● **Supplied information**:
————————
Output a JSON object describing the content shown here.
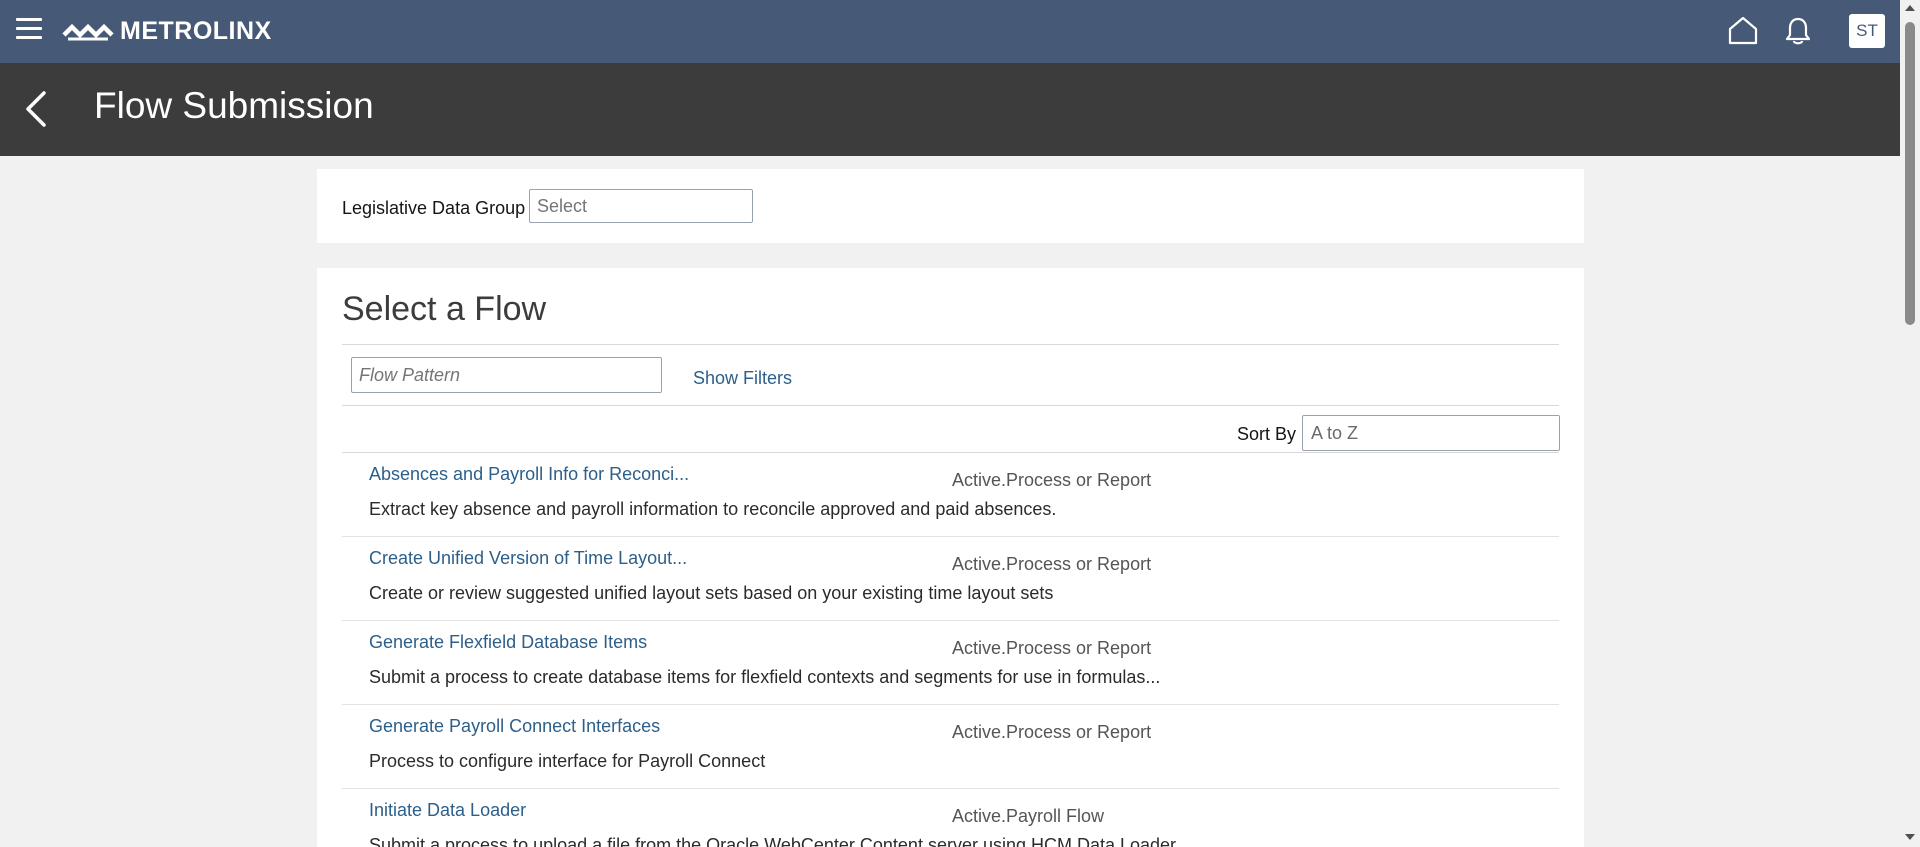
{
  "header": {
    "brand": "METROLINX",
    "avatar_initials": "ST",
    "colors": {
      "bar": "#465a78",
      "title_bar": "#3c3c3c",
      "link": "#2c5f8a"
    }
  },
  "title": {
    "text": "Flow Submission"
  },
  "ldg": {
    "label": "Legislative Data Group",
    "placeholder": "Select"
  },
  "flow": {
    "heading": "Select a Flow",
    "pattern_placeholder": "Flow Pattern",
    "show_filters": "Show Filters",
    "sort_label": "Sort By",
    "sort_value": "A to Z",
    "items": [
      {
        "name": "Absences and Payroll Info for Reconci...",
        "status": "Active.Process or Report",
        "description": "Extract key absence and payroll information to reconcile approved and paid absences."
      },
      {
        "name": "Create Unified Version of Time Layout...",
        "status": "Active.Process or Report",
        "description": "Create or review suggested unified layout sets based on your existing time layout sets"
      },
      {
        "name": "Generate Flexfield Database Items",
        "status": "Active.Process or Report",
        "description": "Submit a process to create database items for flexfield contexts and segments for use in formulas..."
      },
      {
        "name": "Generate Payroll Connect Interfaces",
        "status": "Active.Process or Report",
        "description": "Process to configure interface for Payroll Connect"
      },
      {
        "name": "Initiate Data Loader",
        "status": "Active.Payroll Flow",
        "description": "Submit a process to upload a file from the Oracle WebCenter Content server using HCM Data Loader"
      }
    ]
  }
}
————————
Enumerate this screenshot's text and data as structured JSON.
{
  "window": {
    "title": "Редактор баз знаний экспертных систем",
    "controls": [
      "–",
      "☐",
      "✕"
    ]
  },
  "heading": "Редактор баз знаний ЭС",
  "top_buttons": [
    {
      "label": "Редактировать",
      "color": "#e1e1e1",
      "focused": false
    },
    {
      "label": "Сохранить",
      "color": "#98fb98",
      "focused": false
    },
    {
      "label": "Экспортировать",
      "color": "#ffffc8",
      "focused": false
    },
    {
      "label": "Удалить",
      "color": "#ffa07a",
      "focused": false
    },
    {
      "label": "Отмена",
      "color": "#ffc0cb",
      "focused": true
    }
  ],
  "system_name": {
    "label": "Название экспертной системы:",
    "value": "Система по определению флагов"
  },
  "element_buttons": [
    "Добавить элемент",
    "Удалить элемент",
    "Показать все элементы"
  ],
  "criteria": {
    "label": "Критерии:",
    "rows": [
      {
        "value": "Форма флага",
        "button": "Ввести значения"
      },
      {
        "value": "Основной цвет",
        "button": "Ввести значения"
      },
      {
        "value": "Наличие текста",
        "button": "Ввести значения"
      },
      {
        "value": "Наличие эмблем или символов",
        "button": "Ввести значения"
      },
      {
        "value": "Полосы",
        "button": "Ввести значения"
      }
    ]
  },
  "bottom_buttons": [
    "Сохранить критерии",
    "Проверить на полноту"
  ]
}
————————
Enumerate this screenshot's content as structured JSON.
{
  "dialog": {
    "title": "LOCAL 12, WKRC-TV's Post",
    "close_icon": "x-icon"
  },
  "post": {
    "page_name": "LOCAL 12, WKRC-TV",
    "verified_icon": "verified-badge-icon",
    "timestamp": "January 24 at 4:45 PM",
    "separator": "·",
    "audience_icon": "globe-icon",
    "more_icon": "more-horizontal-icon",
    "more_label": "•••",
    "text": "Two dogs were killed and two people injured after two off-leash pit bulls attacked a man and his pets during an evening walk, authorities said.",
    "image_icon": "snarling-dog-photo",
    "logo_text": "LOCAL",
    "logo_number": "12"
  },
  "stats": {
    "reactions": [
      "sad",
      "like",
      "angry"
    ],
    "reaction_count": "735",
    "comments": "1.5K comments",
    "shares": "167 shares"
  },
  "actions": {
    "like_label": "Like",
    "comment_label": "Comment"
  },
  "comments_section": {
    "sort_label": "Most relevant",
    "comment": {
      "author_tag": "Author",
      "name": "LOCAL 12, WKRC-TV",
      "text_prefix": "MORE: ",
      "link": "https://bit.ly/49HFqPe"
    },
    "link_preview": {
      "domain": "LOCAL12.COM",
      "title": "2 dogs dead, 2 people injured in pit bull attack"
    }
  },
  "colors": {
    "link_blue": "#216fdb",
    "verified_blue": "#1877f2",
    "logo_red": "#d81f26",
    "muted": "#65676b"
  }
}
————————
Report how many lines of the listing hold the string "heading", giving only the number.

● **Answer to this exercise**: 2